=== SUPPLIED MATERIAL ===
— start —

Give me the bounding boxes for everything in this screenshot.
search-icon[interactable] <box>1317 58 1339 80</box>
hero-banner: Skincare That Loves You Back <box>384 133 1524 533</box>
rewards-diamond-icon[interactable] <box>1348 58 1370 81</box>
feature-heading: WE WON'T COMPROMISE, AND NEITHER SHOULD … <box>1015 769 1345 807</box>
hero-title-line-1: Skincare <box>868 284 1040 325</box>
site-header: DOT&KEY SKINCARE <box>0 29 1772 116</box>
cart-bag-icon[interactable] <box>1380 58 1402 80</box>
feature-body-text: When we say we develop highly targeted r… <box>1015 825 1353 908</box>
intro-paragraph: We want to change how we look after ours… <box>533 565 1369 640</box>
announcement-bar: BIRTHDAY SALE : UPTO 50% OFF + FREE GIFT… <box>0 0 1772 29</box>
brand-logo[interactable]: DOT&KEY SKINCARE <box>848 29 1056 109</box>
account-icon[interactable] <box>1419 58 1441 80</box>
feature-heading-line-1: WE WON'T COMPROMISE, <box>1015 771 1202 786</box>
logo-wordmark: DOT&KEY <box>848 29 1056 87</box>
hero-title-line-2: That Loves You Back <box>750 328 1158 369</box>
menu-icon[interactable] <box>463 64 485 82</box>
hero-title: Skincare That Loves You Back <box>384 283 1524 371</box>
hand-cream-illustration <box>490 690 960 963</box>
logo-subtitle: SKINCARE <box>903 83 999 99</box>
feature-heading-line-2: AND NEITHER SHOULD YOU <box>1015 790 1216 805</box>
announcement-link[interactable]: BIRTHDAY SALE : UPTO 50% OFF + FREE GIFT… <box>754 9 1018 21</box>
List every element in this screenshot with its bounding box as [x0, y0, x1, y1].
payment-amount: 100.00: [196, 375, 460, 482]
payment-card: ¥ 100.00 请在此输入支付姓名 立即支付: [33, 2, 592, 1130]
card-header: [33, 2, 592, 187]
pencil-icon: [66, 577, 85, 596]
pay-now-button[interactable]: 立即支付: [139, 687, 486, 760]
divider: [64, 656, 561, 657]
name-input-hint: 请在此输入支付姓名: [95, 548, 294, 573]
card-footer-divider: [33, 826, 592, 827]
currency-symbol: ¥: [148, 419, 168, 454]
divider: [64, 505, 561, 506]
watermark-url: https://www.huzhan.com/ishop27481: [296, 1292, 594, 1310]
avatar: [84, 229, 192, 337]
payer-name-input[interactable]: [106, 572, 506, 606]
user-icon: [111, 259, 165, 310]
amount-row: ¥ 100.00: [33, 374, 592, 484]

— end —

=== THE PROBLEM ===
Present every line of the items above as a Markdown table with two columns, Row and Line, numbering each row and omitting blank lines.

=== EXERCISE RESPONSE ===
| Row | Line |
|---|---|
| 1 | Give me the bounding boxes for everything in this screenshot. |
| 2 | search-icon[interactable] <box>1317 58 1339 80</box> |
| 3 | hero-banner: Skincare That Loves You Back <box>384 133 1524 533</box> |
| 4 | rewards-diamond-icon[interactable] <box>1348 58 1370 81</box> |
| 5 | feature-heading: WE WON'T COMPROMISE, AND NEITHER SHOULD … <box>1015 769 1345 807</box> |
| 6 | hero-title-line-1: Skincare <box>868 284 1040 325</box> |
| 7 | site-header: DOT&KEY SKINCARE <box>0 29 1772 116</box> |
| 8 | cart-bag-icon[interactable] <box>1380 58 1402 80</box> |
| 9 | feature-body-text: When we say we develop highly targeted r… <box>1015 825 1353 908</box> |
| 10 | intro-paragraph: We want to change how we look after ours… <box>533 565 1369 640</box> |
| 11 | announcement-bar: BIRTHDAY SALE : UPTO 50% OFF + FREE GIFT… <box>0 0 1772 29</box> |
| 12 | brand-logo[interactable]: DOT&KEY SKINCARE <box>848 29 1056 109</box> |
| 13 | account-icon[interactable] <box>1419 58 1441 80</box> |
| 14 | feature-heading-line-1: WE WON'T COMPROMISE, <box>1015 771 1202 786</box> |
| 15 | logo-wordmark: DOT&KEY <box>848 29 1056 87</box> |
| 16 | hero-title-line-2: That Loves You Back <box>750 328 1158 369</box> |
| 17 | menu-icon[interactable] <box>463 64 485 82</box> |
| 18 | hero-title: Skincare That Loves You Back <box>384 283 1524 371</box> |
| 19 | hand-cream-illustration <box>490 690 960 963</box> |
| 20 | logo-subtitle: SKINCARE <box>903 83 999 99</box> |
| 21 | feature-heading-line-2: AND NEITHER SHOULD YOU <box>1015 790 1216 805</box> |
| 22 | announcement-link[interactable]: BIRTHDAY SALE : UPTO 50% OFF + FREE GIFT… <box>754 9 1018 21</box> |
| 23 | List every element in this screenshot with its bounding box as [x0, y0, x1, y1]. |
| 24 | payment-amount: 100.00: [196, 375, 460, 482] |
| 25 | payment-card: ¥ 100.00 请在此输入支付姓名 立即支付: [33, 2, 592, 1130] |
| 26 | card-header: [33, 2, 592, 187] |
| 27 | pencil-icon: [66, 577, 85, 596] |
| 28 | pay-now-button[interactable]: 立即支付: [139, 687, 486, 760] |
| 29 | divider: [64, 656, 561, 657] |
| 30 | name-input-hint: 请在此输入支付姓名: [95, 548, 294, 573] |
| 31 | card-footer-divider: [33, 826, 592, 827] |
| 32 | currency-symbol: ¥: [148, 419, 168, 454] |
| 33 | divider: [64, 505, 561, 506] |
| 34 | watermark-url: https://www.huzhan.com/ishop27481: [296, 1292, 594, 1310] |
| 35 | avatar: [84, 229, 192, 337] |
| 36 | payer-name-input[interactable]: [106, 572, 506, 606] |
| 37 | user-icon: [111, 259, 165, 310] |
| 38 | amount-row: ¥ 100.00: [33, 374, 592, 484] |